▸ **MATERIALS PROVIDED**:
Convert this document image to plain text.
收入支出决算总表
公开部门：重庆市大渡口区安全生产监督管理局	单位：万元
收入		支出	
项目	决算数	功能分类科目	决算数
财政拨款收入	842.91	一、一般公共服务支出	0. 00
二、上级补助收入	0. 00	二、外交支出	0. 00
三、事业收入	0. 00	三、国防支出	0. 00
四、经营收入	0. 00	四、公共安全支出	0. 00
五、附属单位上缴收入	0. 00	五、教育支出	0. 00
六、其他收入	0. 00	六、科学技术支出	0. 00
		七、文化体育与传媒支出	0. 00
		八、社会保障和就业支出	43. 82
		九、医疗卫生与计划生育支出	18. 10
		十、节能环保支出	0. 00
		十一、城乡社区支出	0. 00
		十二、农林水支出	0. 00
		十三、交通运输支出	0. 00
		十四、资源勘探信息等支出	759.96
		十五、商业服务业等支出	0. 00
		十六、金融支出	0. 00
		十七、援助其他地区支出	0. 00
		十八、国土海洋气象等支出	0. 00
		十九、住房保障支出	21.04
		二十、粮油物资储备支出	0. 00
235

---

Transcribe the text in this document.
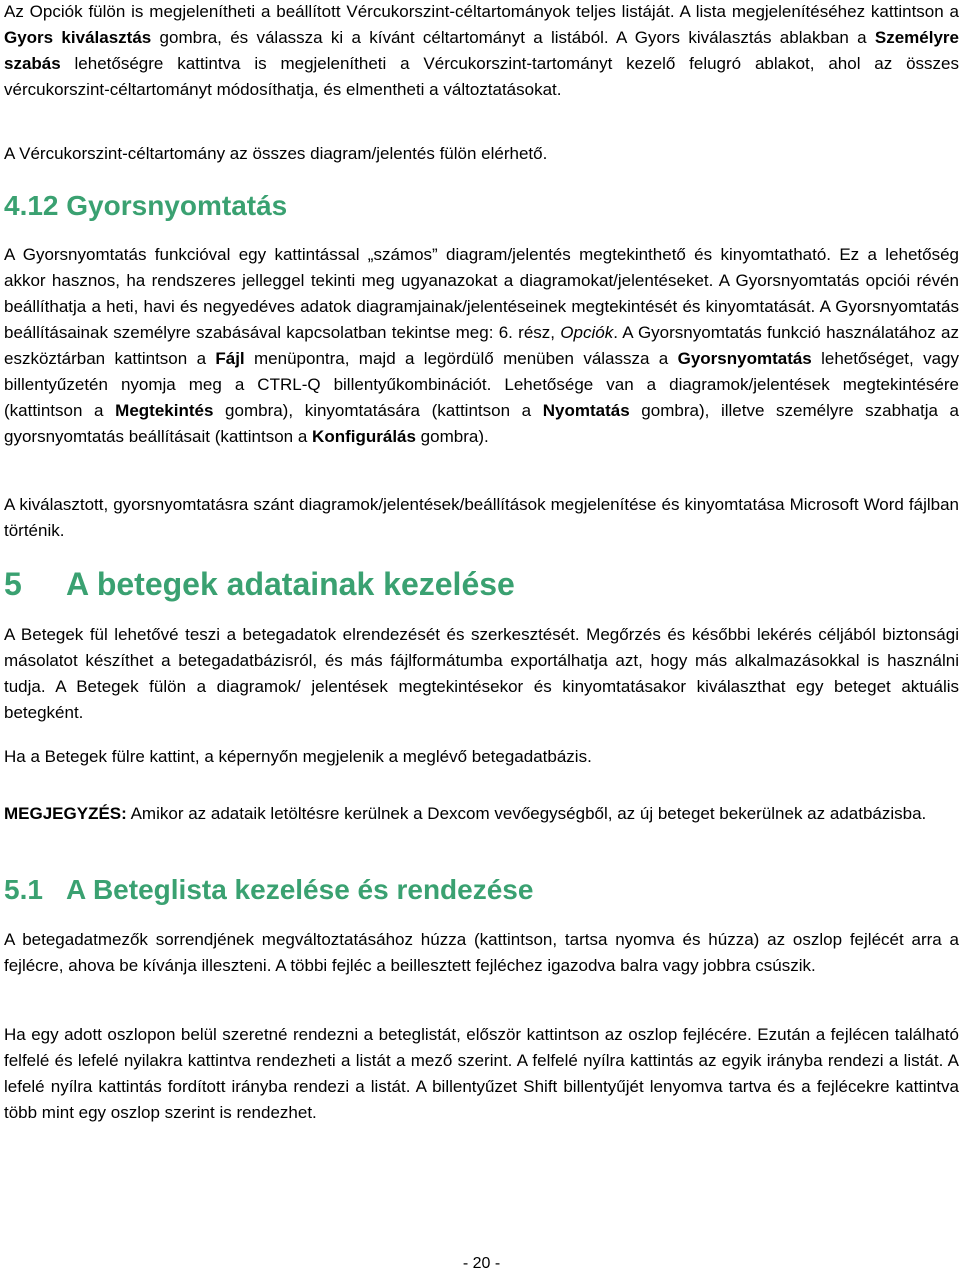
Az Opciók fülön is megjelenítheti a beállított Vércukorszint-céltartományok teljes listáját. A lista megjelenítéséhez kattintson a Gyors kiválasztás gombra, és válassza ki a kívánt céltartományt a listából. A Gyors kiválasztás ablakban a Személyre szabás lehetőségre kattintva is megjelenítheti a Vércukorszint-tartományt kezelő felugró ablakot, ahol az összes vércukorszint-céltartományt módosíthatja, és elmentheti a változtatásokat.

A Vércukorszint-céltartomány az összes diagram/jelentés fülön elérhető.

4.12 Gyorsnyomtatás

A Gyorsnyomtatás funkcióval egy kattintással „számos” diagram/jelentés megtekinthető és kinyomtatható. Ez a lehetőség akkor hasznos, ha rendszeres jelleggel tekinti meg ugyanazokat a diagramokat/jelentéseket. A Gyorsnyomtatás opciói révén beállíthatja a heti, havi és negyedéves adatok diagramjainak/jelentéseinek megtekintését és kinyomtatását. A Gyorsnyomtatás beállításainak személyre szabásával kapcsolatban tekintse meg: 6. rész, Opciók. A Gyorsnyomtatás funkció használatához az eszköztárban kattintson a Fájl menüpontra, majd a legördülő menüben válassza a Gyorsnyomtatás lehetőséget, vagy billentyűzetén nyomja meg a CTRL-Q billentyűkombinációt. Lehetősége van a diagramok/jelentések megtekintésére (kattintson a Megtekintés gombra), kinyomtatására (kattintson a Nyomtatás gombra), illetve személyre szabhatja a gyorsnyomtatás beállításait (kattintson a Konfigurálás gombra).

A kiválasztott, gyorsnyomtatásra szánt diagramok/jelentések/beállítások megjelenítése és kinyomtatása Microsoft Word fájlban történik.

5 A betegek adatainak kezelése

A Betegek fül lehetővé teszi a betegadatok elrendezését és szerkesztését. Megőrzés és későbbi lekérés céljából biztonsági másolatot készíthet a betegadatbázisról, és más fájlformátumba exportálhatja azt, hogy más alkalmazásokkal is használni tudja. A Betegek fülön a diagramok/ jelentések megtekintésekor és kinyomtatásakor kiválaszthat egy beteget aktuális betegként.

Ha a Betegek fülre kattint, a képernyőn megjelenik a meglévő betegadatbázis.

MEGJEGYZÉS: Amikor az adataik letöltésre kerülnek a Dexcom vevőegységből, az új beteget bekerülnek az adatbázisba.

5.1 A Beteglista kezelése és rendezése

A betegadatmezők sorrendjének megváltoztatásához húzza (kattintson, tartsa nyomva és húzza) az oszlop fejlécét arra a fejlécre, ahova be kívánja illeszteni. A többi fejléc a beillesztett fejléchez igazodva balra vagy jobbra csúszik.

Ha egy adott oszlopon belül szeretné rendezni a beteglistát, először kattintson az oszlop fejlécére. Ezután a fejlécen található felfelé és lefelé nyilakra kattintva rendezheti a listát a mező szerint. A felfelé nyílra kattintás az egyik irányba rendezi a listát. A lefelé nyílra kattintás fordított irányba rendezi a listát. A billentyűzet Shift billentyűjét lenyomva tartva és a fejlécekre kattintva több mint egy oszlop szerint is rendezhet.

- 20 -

--

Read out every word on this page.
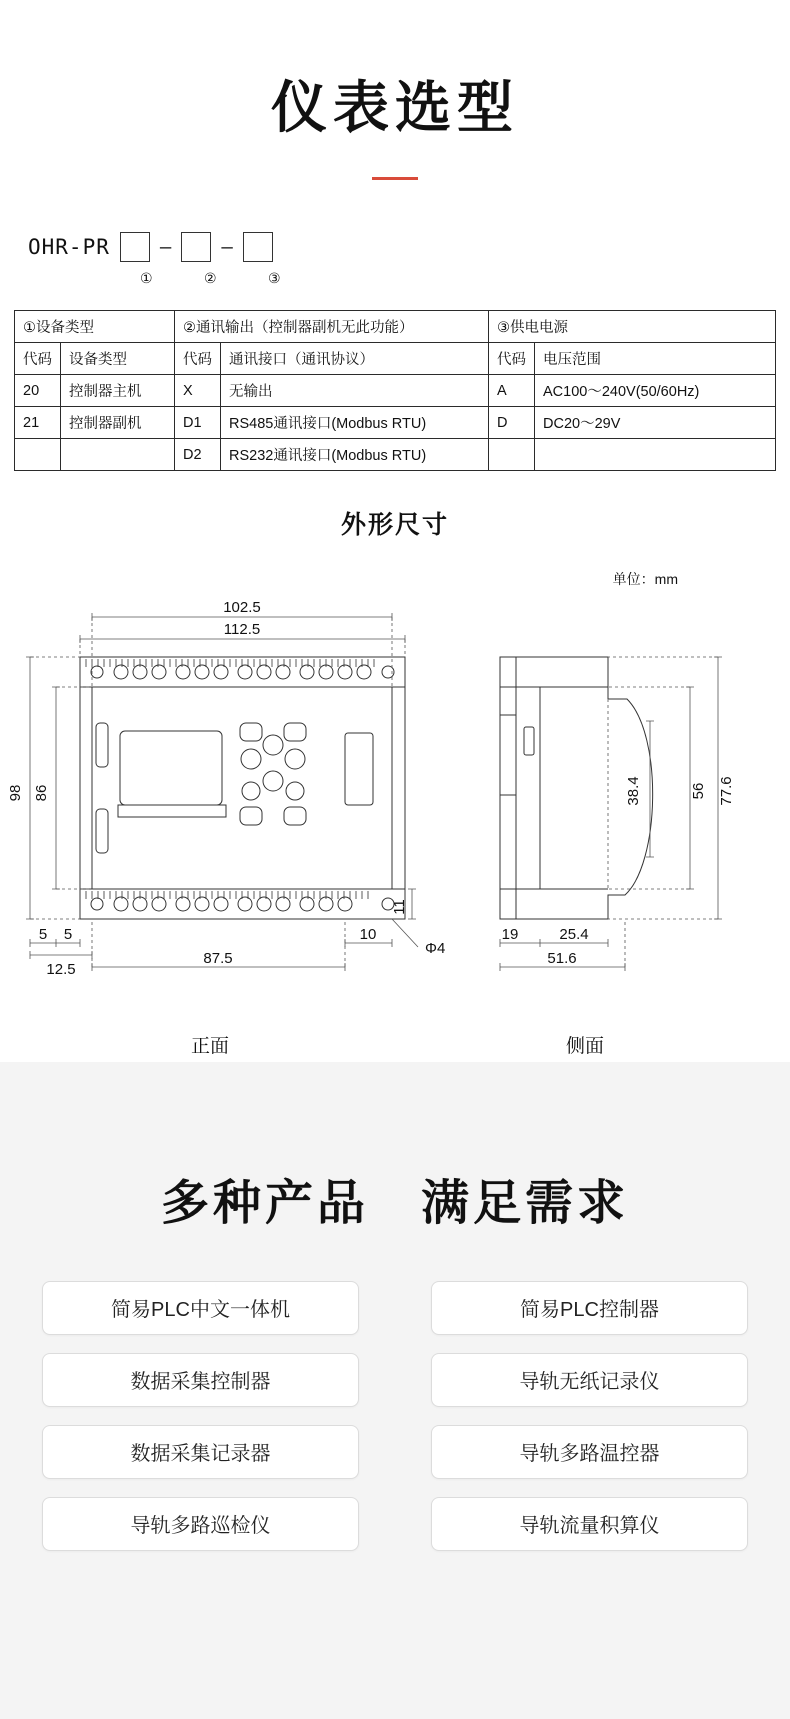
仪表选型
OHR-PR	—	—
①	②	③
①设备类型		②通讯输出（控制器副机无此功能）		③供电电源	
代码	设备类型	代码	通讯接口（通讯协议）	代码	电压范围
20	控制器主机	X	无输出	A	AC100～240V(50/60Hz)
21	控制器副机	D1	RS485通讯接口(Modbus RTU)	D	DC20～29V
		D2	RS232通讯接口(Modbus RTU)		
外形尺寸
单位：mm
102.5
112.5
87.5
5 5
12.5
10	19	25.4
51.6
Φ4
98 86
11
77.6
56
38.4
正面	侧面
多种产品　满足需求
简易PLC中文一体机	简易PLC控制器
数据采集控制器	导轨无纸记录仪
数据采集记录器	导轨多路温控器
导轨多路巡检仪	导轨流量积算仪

▸ **REQUIRED TASK**: For each line of the entries that includes "text", show that line.

▸ **FINISHED EXERCISE**:
Convert this document image to plain text.
Transcribe the text in this document.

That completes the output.